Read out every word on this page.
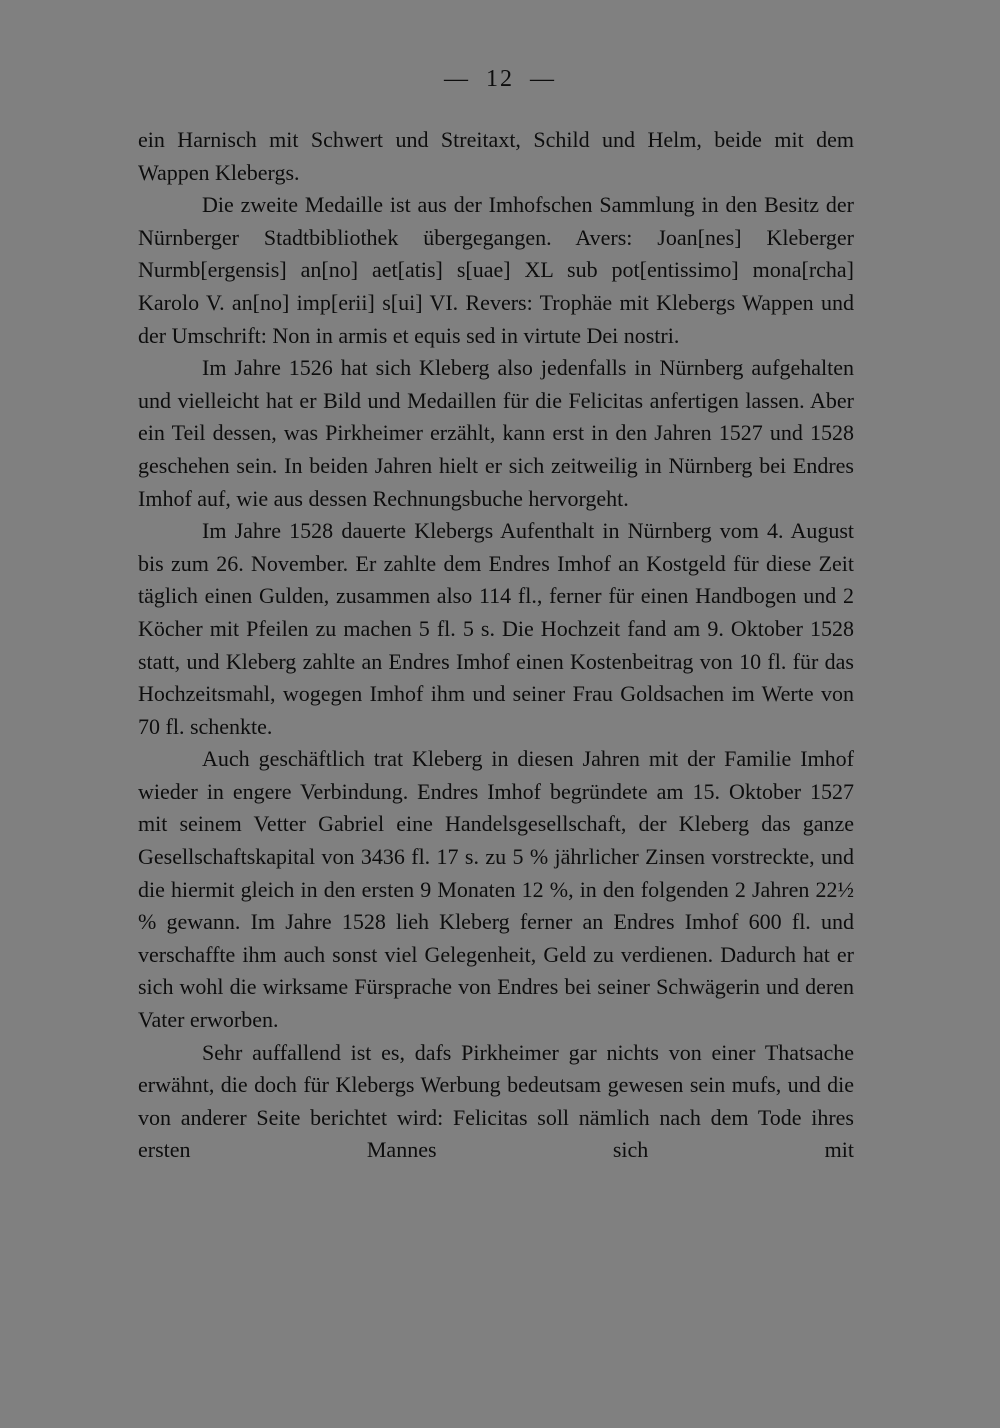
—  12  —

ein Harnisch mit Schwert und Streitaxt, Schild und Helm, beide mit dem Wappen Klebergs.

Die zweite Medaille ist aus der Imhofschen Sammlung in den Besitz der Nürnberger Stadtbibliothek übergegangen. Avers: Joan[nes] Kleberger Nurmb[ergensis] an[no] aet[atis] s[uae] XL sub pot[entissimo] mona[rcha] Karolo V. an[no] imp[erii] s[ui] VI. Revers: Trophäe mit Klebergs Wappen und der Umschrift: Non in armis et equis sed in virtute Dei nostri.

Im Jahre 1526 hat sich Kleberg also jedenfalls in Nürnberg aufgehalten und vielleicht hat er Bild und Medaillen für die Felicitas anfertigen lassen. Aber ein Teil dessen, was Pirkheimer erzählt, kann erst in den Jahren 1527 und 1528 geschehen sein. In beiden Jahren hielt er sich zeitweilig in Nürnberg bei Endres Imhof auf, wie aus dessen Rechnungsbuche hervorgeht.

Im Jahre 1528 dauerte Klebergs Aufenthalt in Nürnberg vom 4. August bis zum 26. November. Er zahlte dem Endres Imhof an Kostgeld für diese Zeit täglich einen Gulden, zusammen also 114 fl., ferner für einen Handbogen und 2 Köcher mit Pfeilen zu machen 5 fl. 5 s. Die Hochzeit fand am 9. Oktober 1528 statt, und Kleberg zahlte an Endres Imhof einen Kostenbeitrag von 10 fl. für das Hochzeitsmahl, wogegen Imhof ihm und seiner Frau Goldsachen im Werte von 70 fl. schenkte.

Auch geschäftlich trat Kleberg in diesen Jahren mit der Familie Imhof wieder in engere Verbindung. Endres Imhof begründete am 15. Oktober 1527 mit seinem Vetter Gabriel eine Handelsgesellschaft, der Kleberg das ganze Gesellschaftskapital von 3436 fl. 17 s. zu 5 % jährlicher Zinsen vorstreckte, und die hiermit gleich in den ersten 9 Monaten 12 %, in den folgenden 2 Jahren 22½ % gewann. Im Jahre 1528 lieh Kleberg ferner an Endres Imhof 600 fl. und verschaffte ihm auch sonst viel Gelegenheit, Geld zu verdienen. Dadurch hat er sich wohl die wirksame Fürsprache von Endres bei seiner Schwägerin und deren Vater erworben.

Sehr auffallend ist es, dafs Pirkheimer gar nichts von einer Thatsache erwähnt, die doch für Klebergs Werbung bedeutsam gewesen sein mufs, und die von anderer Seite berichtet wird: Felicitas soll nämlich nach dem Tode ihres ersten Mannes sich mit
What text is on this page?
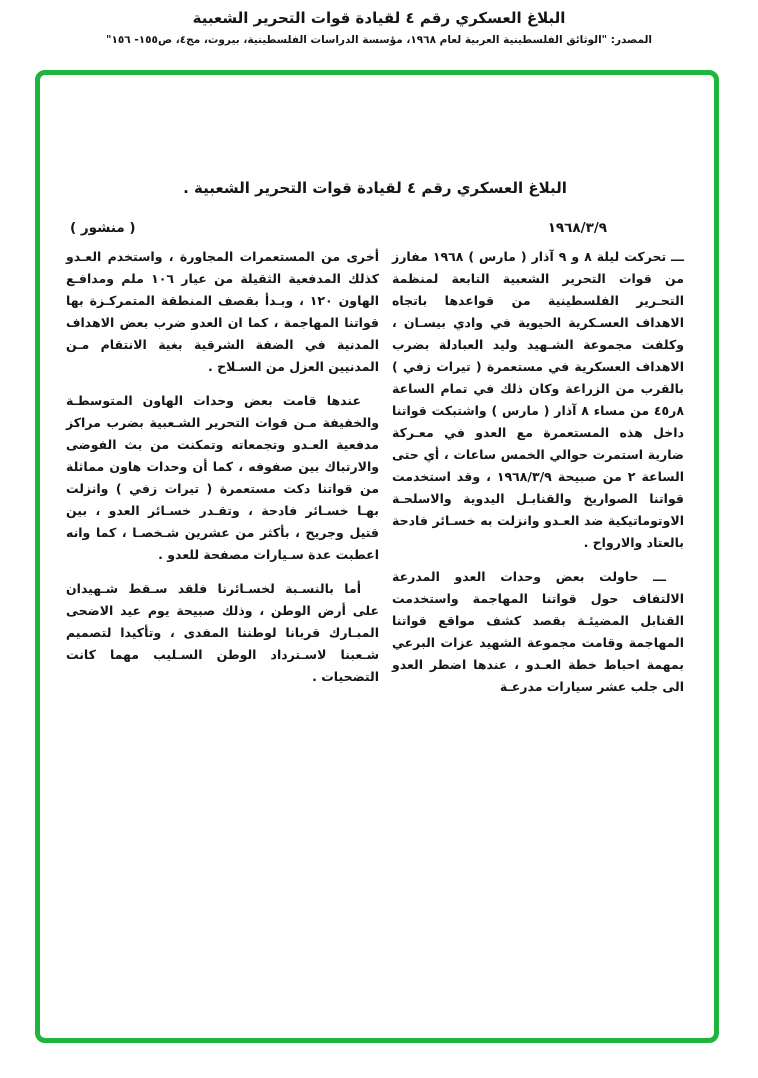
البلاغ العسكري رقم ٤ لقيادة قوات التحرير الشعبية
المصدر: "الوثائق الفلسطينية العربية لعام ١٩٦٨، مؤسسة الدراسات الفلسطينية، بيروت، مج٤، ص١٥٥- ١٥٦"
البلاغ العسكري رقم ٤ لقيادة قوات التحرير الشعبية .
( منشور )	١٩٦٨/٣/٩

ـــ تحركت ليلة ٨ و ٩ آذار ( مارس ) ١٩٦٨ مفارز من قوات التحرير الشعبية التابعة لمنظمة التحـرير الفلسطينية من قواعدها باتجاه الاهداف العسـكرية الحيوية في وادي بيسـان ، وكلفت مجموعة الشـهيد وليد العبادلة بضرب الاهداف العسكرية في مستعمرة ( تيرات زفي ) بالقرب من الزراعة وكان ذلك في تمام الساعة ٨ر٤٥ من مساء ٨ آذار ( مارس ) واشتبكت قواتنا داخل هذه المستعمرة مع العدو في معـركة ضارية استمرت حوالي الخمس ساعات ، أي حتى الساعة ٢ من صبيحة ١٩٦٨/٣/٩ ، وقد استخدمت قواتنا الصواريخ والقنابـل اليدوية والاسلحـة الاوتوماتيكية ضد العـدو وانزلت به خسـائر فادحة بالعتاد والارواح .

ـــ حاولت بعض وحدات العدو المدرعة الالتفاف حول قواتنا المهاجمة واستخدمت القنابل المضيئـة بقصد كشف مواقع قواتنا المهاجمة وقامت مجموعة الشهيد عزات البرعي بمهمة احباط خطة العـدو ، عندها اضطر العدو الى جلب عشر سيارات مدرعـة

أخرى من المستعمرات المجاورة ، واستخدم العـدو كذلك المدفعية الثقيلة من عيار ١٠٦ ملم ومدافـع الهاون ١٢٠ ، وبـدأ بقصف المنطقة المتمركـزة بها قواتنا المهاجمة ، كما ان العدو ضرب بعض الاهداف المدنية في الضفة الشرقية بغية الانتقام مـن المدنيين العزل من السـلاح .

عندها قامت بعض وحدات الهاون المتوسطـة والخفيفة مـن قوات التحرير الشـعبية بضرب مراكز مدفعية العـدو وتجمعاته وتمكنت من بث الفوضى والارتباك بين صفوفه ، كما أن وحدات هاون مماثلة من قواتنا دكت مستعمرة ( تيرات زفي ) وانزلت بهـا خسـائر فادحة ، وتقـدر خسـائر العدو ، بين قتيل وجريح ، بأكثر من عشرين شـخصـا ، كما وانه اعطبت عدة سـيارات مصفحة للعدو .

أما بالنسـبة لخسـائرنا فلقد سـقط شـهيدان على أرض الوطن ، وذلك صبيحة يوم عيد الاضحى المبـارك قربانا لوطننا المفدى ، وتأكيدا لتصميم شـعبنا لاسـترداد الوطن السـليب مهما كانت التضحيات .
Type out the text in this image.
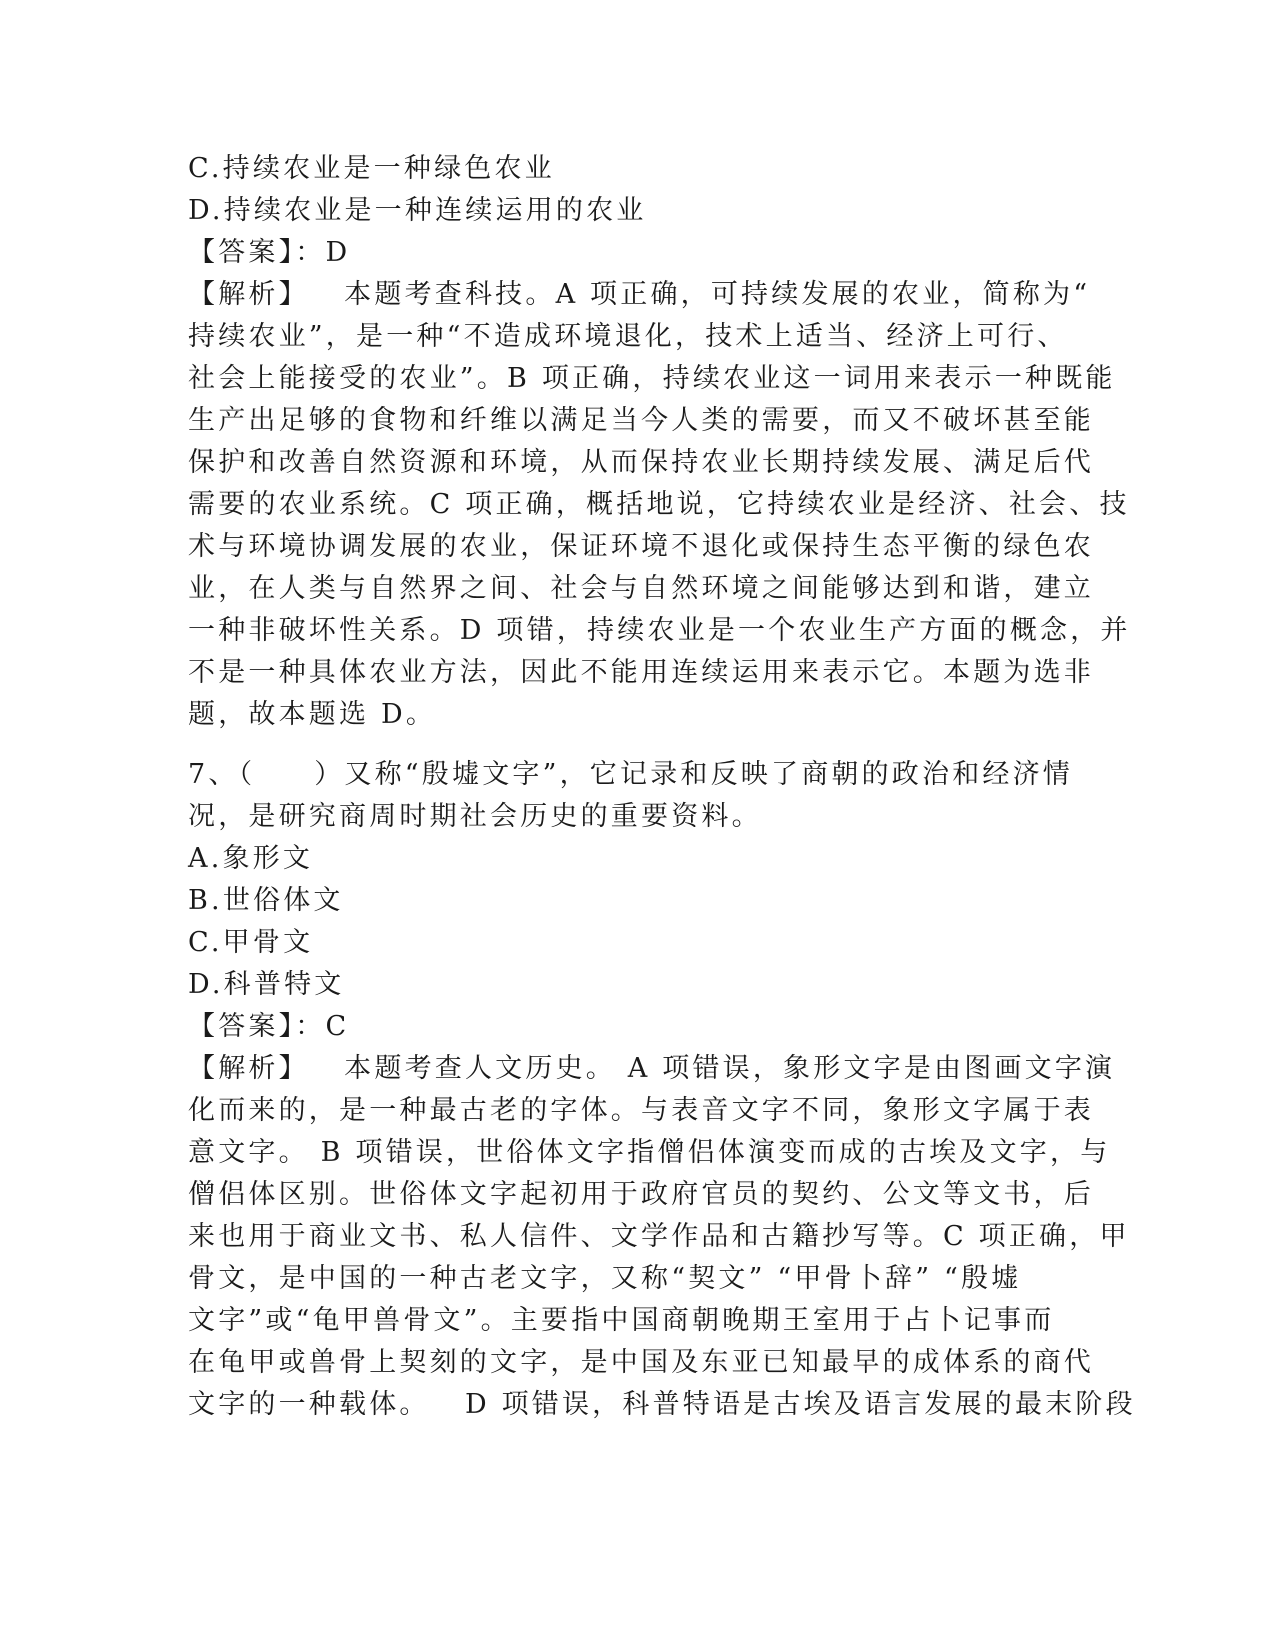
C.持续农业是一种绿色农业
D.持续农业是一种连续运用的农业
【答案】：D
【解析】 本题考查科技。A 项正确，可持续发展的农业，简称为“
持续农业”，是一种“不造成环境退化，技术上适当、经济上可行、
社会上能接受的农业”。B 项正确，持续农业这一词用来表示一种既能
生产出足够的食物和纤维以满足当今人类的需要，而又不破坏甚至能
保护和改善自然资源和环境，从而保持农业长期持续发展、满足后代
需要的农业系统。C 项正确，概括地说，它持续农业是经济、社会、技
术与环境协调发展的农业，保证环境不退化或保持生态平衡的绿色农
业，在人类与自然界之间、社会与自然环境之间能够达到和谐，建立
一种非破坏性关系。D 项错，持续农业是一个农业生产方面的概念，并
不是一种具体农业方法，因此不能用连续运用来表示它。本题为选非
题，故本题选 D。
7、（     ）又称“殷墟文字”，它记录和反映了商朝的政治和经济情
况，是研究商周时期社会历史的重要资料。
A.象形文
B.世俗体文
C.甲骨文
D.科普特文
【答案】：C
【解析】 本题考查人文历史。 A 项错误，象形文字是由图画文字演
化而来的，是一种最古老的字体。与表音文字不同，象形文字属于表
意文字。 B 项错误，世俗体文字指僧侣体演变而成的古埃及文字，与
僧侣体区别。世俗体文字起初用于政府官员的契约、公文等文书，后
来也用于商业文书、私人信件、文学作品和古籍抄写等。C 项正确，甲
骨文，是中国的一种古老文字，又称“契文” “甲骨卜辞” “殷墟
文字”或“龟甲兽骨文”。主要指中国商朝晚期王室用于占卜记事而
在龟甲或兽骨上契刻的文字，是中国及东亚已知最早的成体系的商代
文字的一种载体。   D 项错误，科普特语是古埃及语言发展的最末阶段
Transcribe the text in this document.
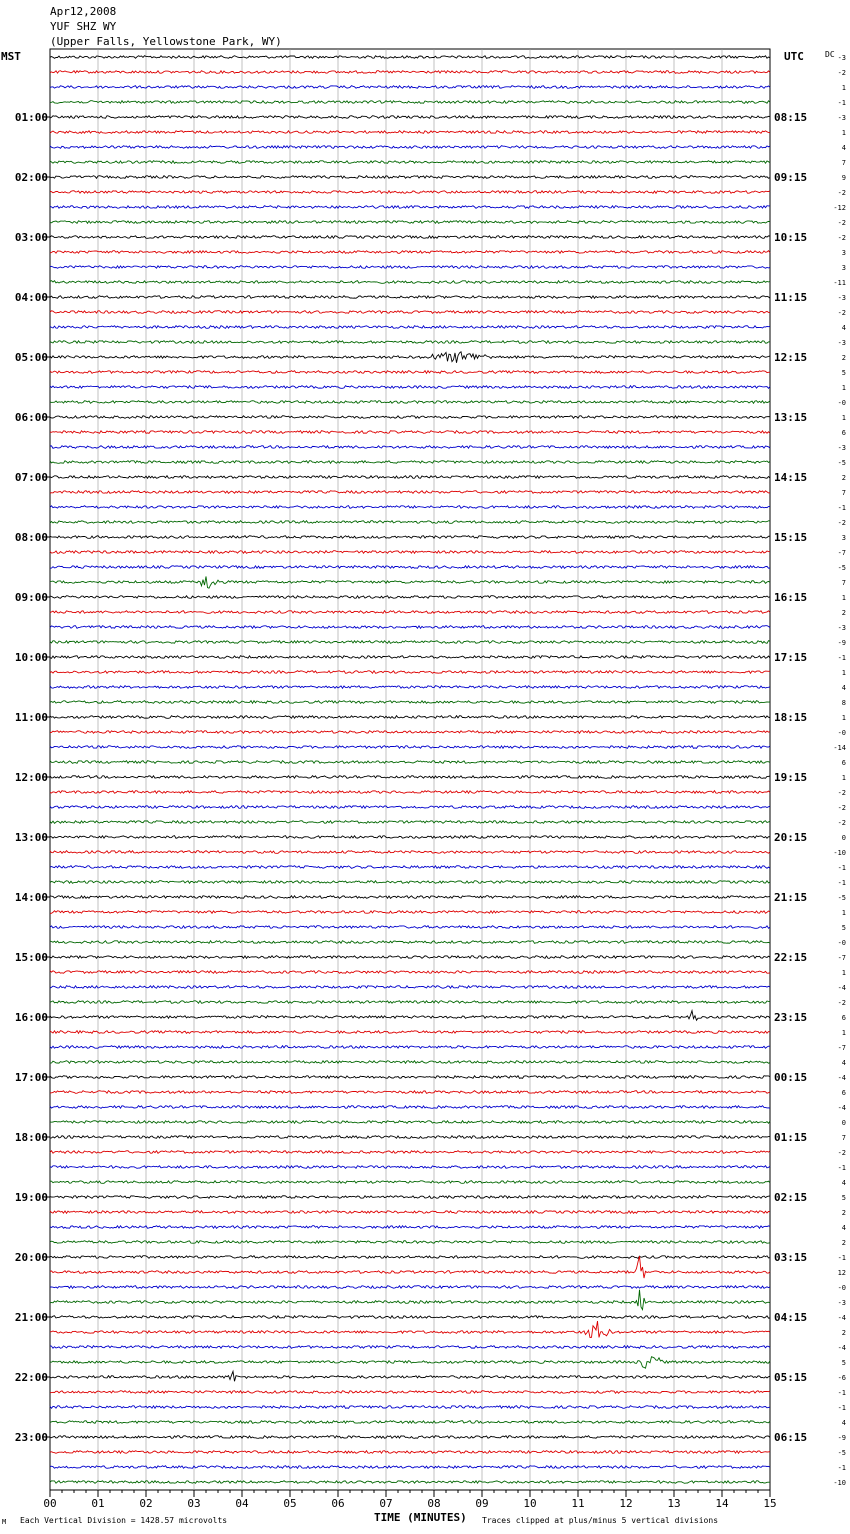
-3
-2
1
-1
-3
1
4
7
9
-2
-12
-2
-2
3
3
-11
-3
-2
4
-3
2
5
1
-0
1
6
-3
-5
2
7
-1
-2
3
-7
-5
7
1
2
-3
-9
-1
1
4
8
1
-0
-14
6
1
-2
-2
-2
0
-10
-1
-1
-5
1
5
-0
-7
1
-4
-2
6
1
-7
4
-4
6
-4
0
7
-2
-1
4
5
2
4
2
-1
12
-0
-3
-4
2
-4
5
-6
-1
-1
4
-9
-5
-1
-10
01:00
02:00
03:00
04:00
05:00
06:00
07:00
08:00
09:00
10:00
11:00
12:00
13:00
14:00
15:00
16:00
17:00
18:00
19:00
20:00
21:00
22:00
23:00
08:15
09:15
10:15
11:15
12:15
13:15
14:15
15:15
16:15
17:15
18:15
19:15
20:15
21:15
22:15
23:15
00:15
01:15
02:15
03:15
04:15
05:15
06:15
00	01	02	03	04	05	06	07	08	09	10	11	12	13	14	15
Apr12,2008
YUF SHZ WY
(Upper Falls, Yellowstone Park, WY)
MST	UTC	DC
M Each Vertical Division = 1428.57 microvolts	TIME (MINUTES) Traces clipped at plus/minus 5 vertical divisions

**WRITTEN INSTRUCTION:**
All lines above with "text" in them should be returned.

**SOLUTION TO THIS PROBLEM:**
What text is on this page?
Type out the text in this image.
Transcribe the text in this document.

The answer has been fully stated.